Take all the material and copy it exactly.

- **PROVIDED DATA**
####################
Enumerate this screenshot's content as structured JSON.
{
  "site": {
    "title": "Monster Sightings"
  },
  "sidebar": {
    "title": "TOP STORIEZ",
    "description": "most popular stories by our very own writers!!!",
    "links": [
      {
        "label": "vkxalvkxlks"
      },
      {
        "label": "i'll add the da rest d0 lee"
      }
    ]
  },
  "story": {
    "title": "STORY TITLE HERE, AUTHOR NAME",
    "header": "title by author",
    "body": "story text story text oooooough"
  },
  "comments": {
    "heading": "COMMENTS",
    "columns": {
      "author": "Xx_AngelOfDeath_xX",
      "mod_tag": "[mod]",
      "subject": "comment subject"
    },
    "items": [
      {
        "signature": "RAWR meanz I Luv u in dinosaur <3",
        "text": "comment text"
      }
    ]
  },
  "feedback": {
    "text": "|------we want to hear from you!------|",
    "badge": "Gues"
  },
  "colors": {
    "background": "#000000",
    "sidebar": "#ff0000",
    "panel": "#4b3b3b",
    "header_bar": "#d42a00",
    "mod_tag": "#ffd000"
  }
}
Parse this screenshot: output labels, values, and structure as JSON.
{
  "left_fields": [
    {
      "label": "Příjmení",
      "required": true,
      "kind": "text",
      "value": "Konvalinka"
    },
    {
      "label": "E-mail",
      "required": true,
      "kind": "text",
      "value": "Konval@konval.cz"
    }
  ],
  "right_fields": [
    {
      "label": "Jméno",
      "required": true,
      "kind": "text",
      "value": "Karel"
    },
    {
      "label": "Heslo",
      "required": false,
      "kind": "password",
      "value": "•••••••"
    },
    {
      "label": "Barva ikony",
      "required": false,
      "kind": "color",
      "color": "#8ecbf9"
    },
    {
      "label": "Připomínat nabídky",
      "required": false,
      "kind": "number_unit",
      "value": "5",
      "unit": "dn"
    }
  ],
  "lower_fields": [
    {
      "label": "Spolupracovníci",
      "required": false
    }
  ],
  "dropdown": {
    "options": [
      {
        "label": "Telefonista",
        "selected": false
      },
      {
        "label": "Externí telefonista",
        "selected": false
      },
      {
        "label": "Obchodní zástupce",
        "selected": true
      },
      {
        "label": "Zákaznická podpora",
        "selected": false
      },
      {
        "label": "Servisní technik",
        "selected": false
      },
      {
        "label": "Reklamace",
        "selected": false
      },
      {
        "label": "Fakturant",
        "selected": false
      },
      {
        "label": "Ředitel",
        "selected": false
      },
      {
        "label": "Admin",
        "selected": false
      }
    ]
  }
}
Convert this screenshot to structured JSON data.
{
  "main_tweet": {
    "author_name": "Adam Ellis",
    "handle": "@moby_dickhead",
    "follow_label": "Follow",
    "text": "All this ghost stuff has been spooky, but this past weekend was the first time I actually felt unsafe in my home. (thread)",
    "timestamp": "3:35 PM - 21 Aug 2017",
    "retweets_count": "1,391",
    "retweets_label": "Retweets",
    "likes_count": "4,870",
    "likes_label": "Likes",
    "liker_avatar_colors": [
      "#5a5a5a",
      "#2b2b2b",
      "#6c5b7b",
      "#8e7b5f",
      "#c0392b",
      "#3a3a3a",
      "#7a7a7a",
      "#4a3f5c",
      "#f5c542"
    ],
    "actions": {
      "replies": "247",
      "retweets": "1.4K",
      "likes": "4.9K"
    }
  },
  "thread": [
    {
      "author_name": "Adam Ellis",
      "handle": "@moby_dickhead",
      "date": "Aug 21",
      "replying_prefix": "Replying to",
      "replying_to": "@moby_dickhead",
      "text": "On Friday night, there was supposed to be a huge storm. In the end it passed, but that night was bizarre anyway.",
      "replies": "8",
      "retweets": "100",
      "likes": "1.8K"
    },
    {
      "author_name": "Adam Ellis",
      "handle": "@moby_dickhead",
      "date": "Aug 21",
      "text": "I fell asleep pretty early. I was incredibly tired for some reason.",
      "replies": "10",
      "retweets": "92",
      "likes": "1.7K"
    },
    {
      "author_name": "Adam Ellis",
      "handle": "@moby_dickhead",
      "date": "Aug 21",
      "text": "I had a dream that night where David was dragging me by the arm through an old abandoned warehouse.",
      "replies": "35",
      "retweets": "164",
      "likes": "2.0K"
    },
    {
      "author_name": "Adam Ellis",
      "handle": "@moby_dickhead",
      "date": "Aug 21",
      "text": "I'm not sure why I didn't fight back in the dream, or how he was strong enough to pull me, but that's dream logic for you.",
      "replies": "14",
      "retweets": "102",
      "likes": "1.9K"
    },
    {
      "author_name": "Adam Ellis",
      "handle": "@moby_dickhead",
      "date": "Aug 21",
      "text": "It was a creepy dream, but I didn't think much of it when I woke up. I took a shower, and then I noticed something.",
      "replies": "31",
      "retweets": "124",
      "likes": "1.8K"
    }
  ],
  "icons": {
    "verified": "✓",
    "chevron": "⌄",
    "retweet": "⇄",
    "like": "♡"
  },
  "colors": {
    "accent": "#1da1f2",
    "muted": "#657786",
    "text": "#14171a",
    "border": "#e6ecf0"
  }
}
####################
- **ANSWER TO THIS PROBLEM**
Enumerate this screenshot's content as structured JSON.
{
  "site": {
    "title": "Monster Sightings"
  },
  "sidebar": {
    "title": "TOP STORIEZ",
    "description": "most popular stories by our very own writers!!!",
    "links": [
      {
        "label": "vkxalvkxlks"
      },
      {
        "label": "i'll add the da rest d0 lee"
      }
    ]
  },
  "story": {
    "title": "STORY TITLE HERE, AUTHOR NAME",
    "header": "title by author",
    "body": "story text story text oooooough"
  },
  "comments": {
    "heading": "COMMENTS",
    "columns": {
      "author": "Xx_AngelOfDeath_xX",
      "mod_tag": "[mod]",
      "subject": "comment subject"
    },
    "items": [
      {
        "signature": "RAWR meanz I Luv u in dinosaur <3",
        "text": "comment text"
      }
    ]
  },
  "feedback": {
    "text": "|------we want to hear from you!------|",
    "badge": "Gues"
  },
  "colors": {
    "background": "#000000",
    "sidebar": "#ff0000",
    "panel": "#4b3b3b",
    "header_bar": "#d42a00",
    "mod_tag": "#ffd000"
  }
}
Parse this screenshot: output labels, values, and structure as JSON.
{
  "left_fields": [
    {
      "label": "Příjmení",
      "required": true,
      "kind": "text",
      "value": "Konvalinka"
    },
    {
      "label": "E-mail",
      "required": true,
      "kind": "text",
      "value": "Konval@konval.cz"
    }
  ],
  "right_fields": [
    {
      "label": "Jméno",
      "required": true,
      "kind": "text",
      "value": "Karel"
    },
    {
      "label": "Heslo",
      "required": false,
      "kind": "password",
      "value": "•••••••"
    },
    {
      "label": "Barva ikony",
      "required": false,
      "kind": "color",
      "color": "#8ecbf9"
    },
    {
      "label": "Připomínat nabídky",
      "required": false,
      "kind": "number_unit",
      "value": "5",
      "unit": "dn"
    }
  ],
  "lower_fields": [
    {
      "label": "Spolupracovníci",
      "required": false
    }
  ],
  "dropdown": {
    "options": [
      {
        "label": "Telefonista",
        "selected": false
      },
      {
        "label": "Externí telefonista",
        "selected": false
      },
      {
        "label": "Obchodní zástupce",
        "selected": true
      },
      {
        "label": "Zákaznická podpora",
        "selected": false
      },
      {
        "label": "Servisní technik",
        "selected": false
      },
      {
        "label": "Reklamace",
        "selected": false
      },
      {
        "label": "Fakturant",
        "selected": false
      },
      {
        "label": "Ředitel",
        "selected": false
      },
      {
        "label": "Admin",
        "selected": false
      }
    ]
  }
}
Convert this screenshot to structured JSON data.
{
  "main_tweet": {
    "author_name": "Adam Ellis",
    "handle": "@moby_dickhead",
    "follow_label": "Follow",
    "text": "All this ghost stuff has been spooky, but this past weekend was the first time I actually felt unsafe in my home. (thread)",
    "timestamp": "3:35 PM - 21 Aug 2017",
    "retweets_count": "1,391",
    "retweets_label": "Retweets",
    "likes_count": "4,870",
    "likes_label": "Likes",
    "liker_avatar_colors": [
      "#5a5a5a",
      "#2b2b2b",
      "#6c5b7b",
      "#8e7b5f",
      "#c0392b",
      "#3a3a3a",
      "#7a7a7a",
      "#4a3f5c",
      "#f5c542"
    ],
    "actions": {
      "replies": "247",
      "retweets": "1.4K",
      "likes": "4.9K"
    }
  },
  "thread": [
    {
      "author_name": "Adam Ellis",
      "handle": "@moby_dickhead",
      "date": "Aug 21",
      "replying_prefix": "Replying to",
      "replying_to": "@moby_dickhead",
      "text": "On Friday night, there was supposed to be a huge storm. In the end it passed, but that night was bizarre anyway.",
      "replies": "8",
      "retweets": "100",
      "likes": "1.8K"
    },
    {
      "author_name": "Adam Ellis",
      "handle": "@moby_dickhead",
      "date": "Aug 21",
      "text": "I fell asleep pretty early. I was incredibly tired for some reason.",
      "replies": "10",
      "retweets": "92",
      "likes": "1.7K"
    },
    {
      "author_name": "Adam Ellis",
      "handle": "@moby_dickhead",
      "date": "Aug 21",
      "text": "I had a dream that night where David was dragging me by the arm through an old abandoned warehouse.",
      "replies": "35",
      "retweets": "164",
      "likes": "2.0K"
    },
    {
      "author_name": "Adam Ellis",
      "handle": "@moby_dickhead",
      "date": "Aug 21",
      "text": "I'm not sure why I didn't fight back in the dream, or how he was strong enough to pull me, but that's dream logic for you.",
      "replies": "14",
      "retweets": "102",
      "likes": "1.9K"
    },
    {
      "author_name": "Adam Ellis",
      "handle": "@moby_dickhead",
      "date": "Aug 21",
      "text": "It was a creepy dream, but I didn't think much of it when I woke up. I took a shower, and then I noticed something.",
      "replies": "31",
      "retweets": "124",
      "likes": "1.8K"
    }
  ],
  "icons": {
    "verified": "✓",
    "chevron": "⌄",
    "retweet": "⇄",
    "like": "♡"
  },
  "colors": {
    "accent": "#1da1f2",
    "muted": "#657786",
    "text": "#14171a",
    "border": "#e6ecf0"
  }
}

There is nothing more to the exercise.